- **EXERCISE AIM**
Copy out all lines that hold "Республики".

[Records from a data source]
◇ ◇ ◇ ◇ ◇

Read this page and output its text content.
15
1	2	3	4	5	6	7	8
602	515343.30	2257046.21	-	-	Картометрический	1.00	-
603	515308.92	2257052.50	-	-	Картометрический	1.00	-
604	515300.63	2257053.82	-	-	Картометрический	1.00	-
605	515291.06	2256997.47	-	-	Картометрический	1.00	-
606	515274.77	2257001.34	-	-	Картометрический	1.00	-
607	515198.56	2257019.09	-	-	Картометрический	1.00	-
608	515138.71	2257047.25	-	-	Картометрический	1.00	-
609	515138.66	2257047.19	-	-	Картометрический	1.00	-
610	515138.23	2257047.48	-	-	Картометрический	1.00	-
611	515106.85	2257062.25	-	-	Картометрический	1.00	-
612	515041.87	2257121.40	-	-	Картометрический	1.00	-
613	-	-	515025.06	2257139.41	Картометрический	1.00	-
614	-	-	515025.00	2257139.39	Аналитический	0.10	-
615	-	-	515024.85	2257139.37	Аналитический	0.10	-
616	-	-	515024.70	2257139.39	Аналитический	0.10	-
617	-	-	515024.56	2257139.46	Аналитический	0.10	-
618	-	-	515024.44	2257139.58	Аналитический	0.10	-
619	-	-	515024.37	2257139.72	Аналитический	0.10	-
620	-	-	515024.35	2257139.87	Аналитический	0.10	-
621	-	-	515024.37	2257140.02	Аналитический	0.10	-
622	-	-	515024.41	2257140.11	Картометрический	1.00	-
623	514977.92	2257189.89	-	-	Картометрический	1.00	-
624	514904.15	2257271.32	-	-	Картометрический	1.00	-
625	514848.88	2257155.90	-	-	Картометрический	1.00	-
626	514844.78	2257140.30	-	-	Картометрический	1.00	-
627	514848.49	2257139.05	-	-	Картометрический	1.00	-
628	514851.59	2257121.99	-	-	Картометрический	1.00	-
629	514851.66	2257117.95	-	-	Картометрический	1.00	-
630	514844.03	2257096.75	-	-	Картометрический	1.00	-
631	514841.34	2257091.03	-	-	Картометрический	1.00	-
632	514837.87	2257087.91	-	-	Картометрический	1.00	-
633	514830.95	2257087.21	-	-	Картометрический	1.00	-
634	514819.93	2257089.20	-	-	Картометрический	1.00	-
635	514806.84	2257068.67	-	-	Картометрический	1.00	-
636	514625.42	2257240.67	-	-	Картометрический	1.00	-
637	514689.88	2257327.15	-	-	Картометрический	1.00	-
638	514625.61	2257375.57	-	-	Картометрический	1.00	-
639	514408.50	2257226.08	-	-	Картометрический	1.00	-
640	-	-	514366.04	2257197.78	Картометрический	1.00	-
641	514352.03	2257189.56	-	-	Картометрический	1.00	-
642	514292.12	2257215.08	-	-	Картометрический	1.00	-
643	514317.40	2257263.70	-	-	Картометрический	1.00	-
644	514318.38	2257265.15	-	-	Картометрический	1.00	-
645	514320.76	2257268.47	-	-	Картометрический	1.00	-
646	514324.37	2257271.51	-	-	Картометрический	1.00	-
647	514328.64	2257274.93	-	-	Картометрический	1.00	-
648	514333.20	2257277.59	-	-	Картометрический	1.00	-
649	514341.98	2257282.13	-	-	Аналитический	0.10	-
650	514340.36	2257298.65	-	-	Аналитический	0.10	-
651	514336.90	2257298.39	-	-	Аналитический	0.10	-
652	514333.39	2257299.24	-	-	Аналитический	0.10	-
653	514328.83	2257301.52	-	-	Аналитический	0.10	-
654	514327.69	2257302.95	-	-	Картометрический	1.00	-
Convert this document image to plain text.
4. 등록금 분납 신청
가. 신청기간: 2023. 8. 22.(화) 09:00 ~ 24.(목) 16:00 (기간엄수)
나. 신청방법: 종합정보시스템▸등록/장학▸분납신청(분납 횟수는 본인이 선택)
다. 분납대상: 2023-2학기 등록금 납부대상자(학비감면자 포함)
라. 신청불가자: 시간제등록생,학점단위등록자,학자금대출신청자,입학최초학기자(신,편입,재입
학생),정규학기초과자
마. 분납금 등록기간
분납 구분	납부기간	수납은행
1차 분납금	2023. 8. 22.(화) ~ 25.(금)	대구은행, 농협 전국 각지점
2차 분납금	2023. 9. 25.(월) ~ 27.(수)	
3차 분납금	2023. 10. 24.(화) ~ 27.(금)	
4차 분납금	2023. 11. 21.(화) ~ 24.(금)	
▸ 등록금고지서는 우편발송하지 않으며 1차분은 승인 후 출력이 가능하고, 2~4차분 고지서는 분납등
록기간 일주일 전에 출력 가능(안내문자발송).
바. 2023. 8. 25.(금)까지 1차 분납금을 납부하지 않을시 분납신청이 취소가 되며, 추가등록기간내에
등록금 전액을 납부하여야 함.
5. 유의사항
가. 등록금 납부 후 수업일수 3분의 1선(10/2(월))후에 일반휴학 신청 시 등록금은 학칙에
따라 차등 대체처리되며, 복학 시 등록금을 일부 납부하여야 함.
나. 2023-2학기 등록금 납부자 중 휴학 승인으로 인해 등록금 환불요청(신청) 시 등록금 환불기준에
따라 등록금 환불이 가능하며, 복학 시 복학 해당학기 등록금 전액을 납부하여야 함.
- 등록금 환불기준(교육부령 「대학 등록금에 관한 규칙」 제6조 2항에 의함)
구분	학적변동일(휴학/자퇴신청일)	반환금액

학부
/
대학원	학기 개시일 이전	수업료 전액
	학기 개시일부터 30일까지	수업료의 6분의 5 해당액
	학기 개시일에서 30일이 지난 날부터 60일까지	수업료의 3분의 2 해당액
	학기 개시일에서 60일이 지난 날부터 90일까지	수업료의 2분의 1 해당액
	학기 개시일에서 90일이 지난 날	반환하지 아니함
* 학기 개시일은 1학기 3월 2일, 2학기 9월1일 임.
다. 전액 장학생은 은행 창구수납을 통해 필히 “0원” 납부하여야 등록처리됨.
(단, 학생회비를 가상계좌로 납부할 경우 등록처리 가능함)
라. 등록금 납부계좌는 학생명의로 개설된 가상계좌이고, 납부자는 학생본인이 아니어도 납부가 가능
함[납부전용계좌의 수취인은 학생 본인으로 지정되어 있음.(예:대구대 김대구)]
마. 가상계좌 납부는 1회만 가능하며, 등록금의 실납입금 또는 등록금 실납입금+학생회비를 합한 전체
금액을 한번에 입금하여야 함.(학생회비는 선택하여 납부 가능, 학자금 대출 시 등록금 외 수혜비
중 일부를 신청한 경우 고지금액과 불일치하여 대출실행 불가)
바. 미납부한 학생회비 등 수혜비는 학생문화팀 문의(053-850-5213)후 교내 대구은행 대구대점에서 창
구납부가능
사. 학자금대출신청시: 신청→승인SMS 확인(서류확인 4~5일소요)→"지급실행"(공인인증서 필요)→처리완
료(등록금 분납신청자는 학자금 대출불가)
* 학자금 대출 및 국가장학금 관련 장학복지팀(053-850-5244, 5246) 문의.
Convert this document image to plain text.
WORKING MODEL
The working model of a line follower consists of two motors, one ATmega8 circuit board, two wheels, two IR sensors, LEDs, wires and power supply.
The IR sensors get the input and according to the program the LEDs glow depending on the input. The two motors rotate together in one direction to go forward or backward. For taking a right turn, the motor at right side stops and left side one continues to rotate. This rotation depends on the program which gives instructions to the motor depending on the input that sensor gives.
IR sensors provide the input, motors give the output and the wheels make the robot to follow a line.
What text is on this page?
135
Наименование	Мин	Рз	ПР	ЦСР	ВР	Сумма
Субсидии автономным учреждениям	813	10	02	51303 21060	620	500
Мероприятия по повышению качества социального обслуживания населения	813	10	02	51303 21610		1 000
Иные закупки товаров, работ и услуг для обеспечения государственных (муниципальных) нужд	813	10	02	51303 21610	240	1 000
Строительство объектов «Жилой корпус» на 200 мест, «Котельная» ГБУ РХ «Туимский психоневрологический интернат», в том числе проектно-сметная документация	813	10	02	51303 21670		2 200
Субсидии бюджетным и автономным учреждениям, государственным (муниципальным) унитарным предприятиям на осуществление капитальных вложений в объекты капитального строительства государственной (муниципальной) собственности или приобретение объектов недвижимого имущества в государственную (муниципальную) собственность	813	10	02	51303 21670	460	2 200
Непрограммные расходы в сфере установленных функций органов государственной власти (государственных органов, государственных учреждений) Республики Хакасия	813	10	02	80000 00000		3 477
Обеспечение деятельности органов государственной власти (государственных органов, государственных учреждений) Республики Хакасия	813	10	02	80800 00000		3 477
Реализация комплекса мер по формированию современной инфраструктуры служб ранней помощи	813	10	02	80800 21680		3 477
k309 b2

◇ ◇ ◇ ◇ ◇

- **COMPLETE ANSWER**
Непрограммные расходы в сфере установленных функций органов государственной власти (государственных органов, государственных учреждений) Республики Хакасия	813	10	02	80000 00000		3 477
Обеспечение деятельности органов государственной власти (государственных органов, государственных учреждений) Республики Хакасия	813	10	02	80800 00000		3 477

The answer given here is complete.